__TASK__
Search the listing below for the string "data" and copy every line where it occurs.

════════════════

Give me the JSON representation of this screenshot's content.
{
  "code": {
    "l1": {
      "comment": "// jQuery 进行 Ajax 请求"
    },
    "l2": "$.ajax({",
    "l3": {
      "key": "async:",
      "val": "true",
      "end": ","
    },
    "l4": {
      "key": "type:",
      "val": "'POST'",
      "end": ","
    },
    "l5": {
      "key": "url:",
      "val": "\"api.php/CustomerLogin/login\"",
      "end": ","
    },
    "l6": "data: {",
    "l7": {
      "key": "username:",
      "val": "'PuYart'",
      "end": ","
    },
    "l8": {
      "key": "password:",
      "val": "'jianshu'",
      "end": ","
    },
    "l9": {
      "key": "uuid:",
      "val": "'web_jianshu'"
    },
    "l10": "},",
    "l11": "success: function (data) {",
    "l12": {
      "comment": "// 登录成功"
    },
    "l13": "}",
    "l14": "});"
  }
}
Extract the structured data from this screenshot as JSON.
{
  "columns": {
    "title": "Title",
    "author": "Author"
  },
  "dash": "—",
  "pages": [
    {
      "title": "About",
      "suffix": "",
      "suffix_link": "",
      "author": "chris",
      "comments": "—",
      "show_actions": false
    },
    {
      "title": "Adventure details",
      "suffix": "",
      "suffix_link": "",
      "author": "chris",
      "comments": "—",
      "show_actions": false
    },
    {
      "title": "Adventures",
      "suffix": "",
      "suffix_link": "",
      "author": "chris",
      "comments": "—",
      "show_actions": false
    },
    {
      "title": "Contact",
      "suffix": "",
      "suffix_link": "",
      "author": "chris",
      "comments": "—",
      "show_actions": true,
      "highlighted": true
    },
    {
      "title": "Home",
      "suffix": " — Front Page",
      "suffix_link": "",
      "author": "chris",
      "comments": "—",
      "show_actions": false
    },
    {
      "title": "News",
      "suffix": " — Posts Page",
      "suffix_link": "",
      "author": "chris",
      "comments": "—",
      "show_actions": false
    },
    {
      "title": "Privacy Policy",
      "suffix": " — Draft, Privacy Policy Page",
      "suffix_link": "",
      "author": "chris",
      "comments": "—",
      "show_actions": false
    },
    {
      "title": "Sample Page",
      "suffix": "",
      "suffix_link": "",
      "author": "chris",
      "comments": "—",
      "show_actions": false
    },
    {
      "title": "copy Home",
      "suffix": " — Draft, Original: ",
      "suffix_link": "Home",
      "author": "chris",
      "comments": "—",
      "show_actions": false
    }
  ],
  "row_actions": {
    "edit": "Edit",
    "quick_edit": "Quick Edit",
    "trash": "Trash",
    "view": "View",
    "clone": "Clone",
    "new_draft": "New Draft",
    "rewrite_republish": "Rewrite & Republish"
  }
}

════════════════

__RESPONSE__
    "l6": "data: {",
    "l11": "success: function (data) {",
Extract the structured data from this screenshot as JSON.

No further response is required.